Write the material out again in full, word for word. Do not include the pictures.

PROVIDED RECORDS
----

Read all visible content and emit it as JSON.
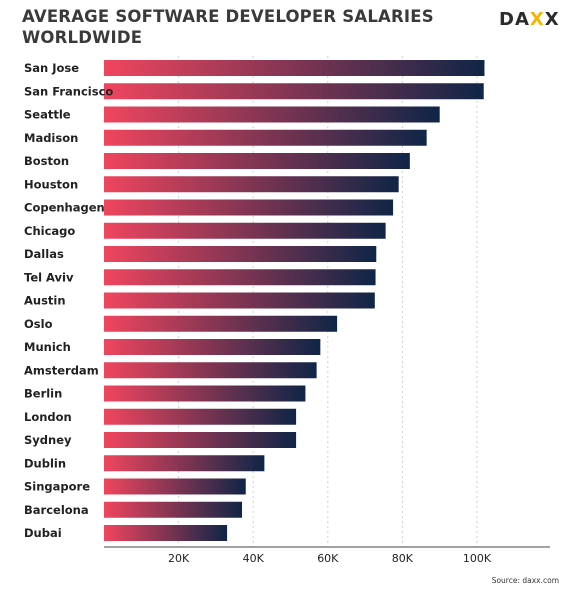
{
  "header": {
    "title_line1": "AVERAGE SOFTWARE DEVELOPER SALARIES",
    "title_line2": "WORLDWIDE"
  },
  "logo": {
    "text_left": "DA",
    "text_accent": "X",
    "text_right": "X",
    "accent_color": "#f2b705"
  },
  "source": "Source: daxx.com",
  "colors": {
    "gradient_start": "#f0455e",
    "gradient_end": "#0f2547",
    "grid": "#cfcfcf",
    "axis": "#444444",
    "text": "#222222"
  },
  "chart_data": {
    "type": "bar",
    "orientation": "horizontal",
    "title": "AVERAGE SOFTWARE DEVELOPER SALARIES WORLDWIDE",
    "xlabel": "",
    "ylabel": "",
    "xlim": [
      0,
      120000
    ],
    "xticks": [
      20000,
      40000,
      60000,
      80000,
      100000
    ],
    "xtick_labels": [
      "20K",
      "40K",
      "60K",
      "80K",
      "100K"
    ],
    "grid": "vertical dotted",
    "categories": [
      "San Jose",
      "San Francisco",
      "Seattle",
      "Madison",
      "Boston",
      "Houston",
      "Copenhagen",
      "Chicago",
      "Dallas",
      "Tel Aviv",
      "Austin",
      "Oslo",
      "Munich",
      "Amsterdam",
      "Berlin",
      "London",
      "Sydney",
      "Dublin",
      "Singapore",
      "Barcelona",
      "Dubai"
    ],
    "values": [
      102000,
      101800,
      90000,
      86500,
      82000,
      79000,
      77500,
      75500,
      73000,
      72800,
      72600,
      62500,
      58000,
      57000,
      54000,
      51500,
      51500,
      43000,
      38000,
      37000,
      33000
    ]
  }
}
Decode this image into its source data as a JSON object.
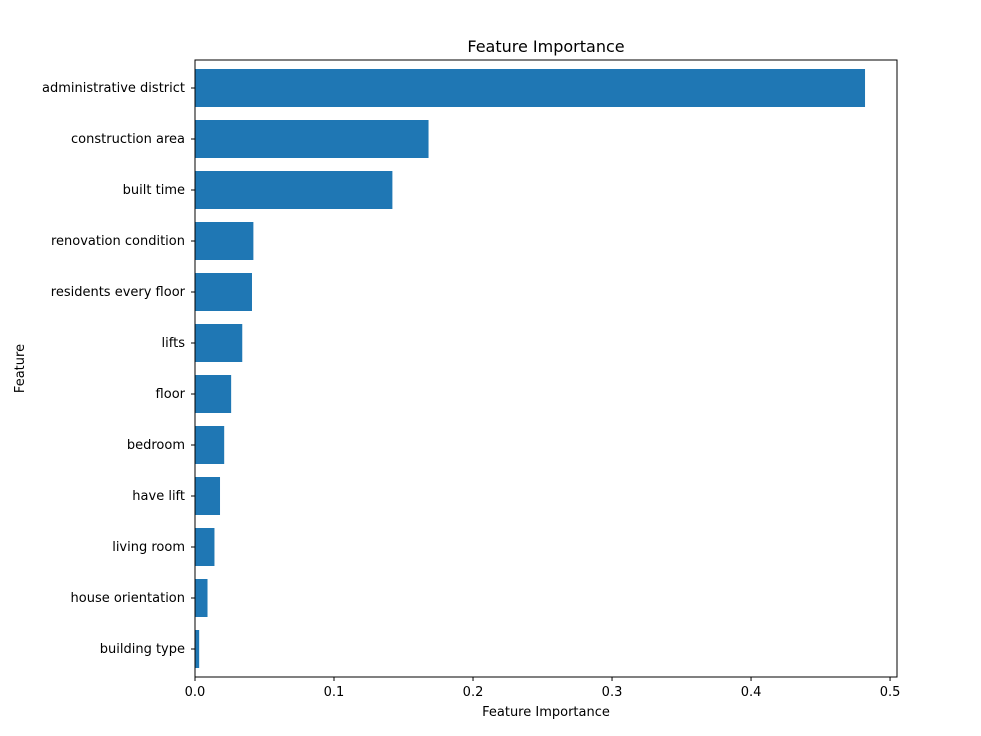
{
  "chart_data": {
    "type": "bar",
    "orientation": "horizontal",
    "title": "Feature Importance",
    "xlabel": "Feature Importance",
    "ylabel": "Feature",
    "categories": [
      "administrative district",
      "construction area",
      "built time",
      "renovation condition",
      "residents every floor",
      "lifts",
      "floor",
      "bedroom",
      "have lift",
      "living room",
      "house orientation",
      "building type"
    ],
    "values": [
      0.482,
      0.168,
      0.142,
      0.042,
      0.041,
      0.034,
      0.026,
      0.021,
      0.018,
      0.014,
      0.009,
      0.003
    ],
    "xlim": [
      0,
      0.505
    ],
    "xticks": [
      0.0,
      0.1,
      0.2,
      0.3,
      0.4,
      0.5
    ],
    "xtick_labels": [
      "0.0",
      "0.1",
      "0.2",
      "0.3",
      "0.4",
      "0.5"
    ],
    "bar_color": "#1f77b4",
    "grid": false,
    "legend": "none"
  }
}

----

WRITTEN ANSWER
Read all visible content and emit it as JSON.
{
  "header": {
    "title_line1": "AVERAGE SOFTWARE DEVELOPER SALARIES",
    "title_line2": "WORLDWIDE"
  },
  "logo": {
    "text_left": "DA",
    "text_accent": "X",
    "text_right": "X",
    "accent_color": "#f2b705"
  },
  "source": "Source: daxx.com",
  "colors": {
    "gradient_start": "#f0455e",
    "gradient_end": "#0f2547",
    "grid": "#cfcfcf",
    "axis": "#444444",
    "text": "#222222"
  },
  "chart_data": {
    "type": "bar",
    "orientation": "horizontal",
    "title": "AVERAGE SOFTWARE DEVELOPER SALARIES WORLDWIDE",
    "xlabel": "",
    "ylabel": "",
    "xlim": [
      0,
      120000
    ],
    "xticks": [
      20000,
      40000,
      60000,
      80000,
      100000
    ],
    "xtick_labels": [
      "20K",
      "40K",
      "60K",
      "80K",
      "100K"
    ],
    "grid": "vertical dotted",
    "categories": [
      "San Jose",
      "San Francisco",
      "Seattle",
      "Madison",
      "Boston",
      "Houston",
      "Copenhagen",
      "Chicago",
      "Dallas",
      "Tel Aviv",
      "Austin",
      "Oslo",
      "Munich",
      "Amsterdam",
      "Berlin",
      "London",
      "Sydney",
      "Dublin",
      "Singapore",
      "Barcelona",
      "Dubai"
    ],
    "values": [
      102000,
      101800,
      90000,
      86500,
      82000,
      79000,
      77500,
      75500,
      73000,
      72800,
      72600,
      62500,
      58000,
      57000,
      54000,
      51500,
      51500,
      43000,
      38000,
      37000,
      33000
    ]
  }
}
Decode this image into its source data as a JSON object.
{
  "chart_data": {
    "type": "bar",
    "orientation": "horizontal",
    "title": "Feature Importance",
    "xlabel": "Feature Importance",
    "ylabel": "Feature",
    "categories": [
      "administrative district",
      "construction area",
      "built time",
      "renovation condition",
      "residents every floor",
      "lifts",
      "floor",
      "bedroom",
      "have lift",
      "living room",
      "house orientation",
      "building type"
    ],
    "values": [
      0.482,
      0.168,
      0.142,
      0.042,
      0.041,
      0.034,
      0.026,
      0.021,
      0.018,
      0.014,
      0.009,
      0.003
    ],
    "xlim": [
      0,
      0.505
    ],
    "xticks": [
      0.0,
      0.1,
      0.2,
      0.3,
      0.4,
      0.5
    ],
    "xtick_labels": [
      "0.0",
      "0.1",
      "0.2",
      "0.3",
      "0.4",
      "0.5"
    ],
    "bar_color": "#1f77b4",
    "grid": false,
    "legend": "none"
  }
}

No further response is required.